[Items listed in a dataset]
- - - -

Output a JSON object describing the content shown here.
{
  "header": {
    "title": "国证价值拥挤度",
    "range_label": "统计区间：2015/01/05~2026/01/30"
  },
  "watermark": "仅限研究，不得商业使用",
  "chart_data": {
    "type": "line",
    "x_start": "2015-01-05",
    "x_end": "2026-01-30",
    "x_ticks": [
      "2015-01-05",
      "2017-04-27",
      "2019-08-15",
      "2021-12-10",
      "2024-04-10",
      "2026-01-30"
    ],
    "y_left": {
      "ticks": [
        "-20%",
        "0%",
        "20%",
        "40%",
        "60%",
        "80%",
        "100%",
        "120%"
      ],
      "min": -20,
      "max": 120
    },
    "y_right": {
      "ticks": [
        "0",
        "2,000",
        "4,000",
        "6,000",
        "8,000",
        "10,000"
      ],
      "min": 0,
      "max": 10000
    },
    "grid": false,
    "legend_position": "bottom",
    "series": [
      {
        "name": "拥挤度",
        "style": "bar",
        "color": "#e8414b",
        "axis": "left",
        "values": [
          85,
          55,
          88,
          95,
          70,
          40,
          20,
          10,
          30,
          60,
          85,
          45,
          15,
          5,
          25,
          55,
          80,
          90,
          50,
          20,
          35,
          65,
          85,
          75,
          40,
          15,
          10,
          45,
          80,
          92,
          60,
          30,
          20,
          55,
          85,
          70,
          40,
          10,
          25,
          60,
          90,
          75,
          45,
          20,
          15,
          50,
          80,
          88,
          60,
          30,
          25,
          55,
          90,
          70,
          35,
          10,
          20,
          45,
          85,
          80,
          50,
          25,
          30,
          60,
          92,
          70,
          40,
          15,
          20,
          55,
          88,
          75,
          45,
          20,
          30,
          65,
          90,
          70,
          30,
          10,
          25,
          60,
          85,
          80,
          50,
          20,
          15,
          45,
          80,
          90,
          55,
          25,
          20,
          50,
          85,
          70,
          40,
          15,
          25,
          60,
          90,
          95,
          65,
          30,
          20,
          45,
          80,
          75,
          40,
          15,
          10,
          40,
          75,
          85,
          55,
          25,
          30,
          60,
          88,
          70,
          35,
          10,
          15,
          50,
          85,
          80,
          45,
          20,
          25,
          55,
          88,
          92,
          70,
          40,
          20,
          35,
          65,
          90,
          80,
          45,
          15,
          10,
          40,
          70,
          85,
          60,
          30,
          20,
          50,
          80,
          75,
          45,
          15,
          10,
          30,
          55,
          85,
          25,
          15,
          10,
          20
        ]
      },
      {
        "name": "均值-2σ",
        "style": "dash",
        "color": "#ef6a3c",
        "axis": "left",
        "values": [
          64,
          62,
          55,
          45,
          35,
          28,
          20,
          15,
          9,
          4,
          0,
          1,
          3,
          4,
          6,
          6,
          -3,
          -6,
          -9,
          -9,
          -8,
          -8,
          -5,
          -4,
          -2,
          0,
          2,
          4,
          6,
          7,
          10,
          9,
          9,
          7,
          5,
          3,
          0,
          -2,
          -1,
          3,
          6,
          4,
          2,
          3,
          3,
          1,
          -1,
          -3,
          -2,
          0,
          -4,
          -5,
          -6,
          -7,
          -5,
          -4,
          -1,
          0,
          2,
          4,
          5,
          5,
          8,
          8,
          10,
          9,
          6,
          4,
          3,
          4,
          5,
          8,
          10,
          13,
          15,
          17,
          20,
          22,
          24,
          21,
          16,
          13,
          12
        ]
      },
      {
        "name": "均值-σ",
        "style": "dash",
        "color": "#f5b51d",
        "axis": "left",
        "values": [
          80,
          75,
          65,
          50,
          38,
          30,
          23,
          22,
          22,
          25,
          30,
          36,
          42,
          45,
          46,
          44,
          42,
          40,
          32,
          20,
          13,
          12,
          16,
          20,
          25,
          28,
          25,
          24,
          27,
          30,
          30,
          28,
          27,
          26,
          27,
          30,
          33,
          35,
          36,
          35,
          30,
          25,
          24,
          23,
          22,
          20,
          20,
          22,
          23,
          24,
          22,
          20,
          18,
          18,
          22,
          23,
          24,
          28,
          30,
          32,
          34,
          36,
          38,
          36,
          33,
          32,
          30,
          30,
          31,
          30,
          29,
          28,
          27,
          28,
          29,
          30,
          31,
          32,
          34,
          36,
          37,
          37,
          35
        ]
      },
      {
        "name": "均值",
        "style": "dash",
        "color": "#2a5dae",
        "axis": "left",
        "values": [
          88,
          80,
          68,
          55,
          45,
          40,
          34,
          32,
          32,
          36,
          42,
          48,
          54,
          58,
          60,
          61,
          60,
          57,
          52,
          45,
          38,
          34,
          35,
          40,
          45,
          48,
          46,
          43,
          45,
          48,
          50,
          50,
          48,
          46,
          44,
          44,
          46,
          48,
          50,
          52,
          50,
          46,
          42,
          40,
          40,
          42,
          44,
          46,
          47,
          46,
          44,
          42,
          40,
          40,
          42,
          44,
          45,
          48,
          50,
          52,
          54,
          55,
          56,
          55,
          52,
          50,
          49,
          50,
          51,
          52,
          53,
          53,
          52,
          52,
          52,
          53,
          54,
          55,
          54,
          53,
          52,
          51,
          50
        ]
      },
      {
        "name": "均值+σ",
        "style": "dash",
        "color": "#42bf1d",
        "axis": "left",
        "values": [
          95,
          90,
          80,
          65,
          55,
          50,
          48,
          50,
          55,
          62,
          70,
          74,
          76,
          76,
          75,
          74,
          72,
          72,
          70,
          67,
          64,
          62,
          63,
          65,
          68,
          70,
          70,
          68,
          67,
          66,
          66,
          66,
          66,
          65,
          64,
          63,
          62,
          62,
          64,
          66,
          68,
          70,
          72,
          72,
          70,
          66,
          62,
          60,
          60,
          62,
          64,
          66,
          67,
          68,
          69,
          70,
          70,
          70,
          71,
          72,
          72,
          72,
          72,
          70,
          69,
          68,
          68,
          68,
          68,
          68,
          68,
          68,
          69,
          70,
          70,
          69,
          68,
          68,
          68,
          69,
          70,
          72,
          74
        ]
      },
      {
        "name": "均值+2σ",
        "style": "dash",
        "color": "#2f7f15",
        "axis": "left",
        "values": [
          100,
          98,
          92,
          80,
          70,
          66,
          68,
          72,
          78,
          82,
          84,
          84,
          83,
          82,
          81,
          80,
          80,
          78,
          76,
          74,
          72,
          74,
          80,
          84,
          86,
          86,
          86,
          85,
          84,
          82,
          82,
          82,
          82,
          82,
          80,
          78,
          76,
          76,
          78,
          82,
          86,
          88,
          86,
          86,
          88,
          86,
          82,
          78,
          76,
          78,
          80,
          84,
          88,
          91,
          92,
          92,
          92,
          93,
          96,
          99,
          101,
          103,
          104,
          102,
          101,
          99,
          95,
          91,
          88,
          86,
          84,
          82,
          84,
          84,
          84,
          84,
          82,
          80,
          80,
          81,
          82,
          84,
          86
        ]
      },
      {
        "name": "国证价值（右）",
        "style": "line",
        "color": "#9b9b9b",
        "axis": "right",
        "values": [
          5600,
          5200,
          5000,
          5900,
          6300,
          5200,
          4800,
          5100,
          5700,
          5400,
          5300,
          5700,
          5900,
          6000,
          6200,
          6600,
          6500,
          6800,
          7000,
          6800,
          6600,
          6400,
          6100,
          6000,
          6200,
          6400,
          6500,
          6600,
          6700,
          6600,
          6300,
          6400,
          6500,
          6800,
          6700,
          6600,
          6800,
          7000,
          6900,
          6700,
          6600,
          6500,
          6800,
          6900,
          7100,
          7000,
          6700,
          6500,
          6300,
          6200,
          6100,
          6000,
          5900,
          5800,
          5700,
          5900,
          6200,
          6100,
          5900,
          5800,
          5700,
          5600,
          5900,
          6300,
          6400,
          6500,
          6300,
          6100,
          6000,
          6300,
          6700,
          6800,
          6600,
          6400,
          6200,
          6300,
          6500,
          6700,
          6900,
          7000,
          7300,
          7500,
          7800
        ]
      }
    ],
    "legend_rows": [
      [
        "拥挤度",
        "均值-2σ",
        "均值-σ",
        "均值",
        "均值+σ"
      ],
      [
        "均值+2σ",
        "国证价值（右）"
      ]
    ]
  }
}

- - - -

Go through the listing above and list every line that has the word "color".

Solution to this problem =
        "color": "#e8414b",
        "color": "#ef6a3c",
        "color": "#f5b51d",
        "color": "#2a5dae",
        "color": "#42bf1d",
        "color": "#2f7f15",
        "color": "#9b9b9b",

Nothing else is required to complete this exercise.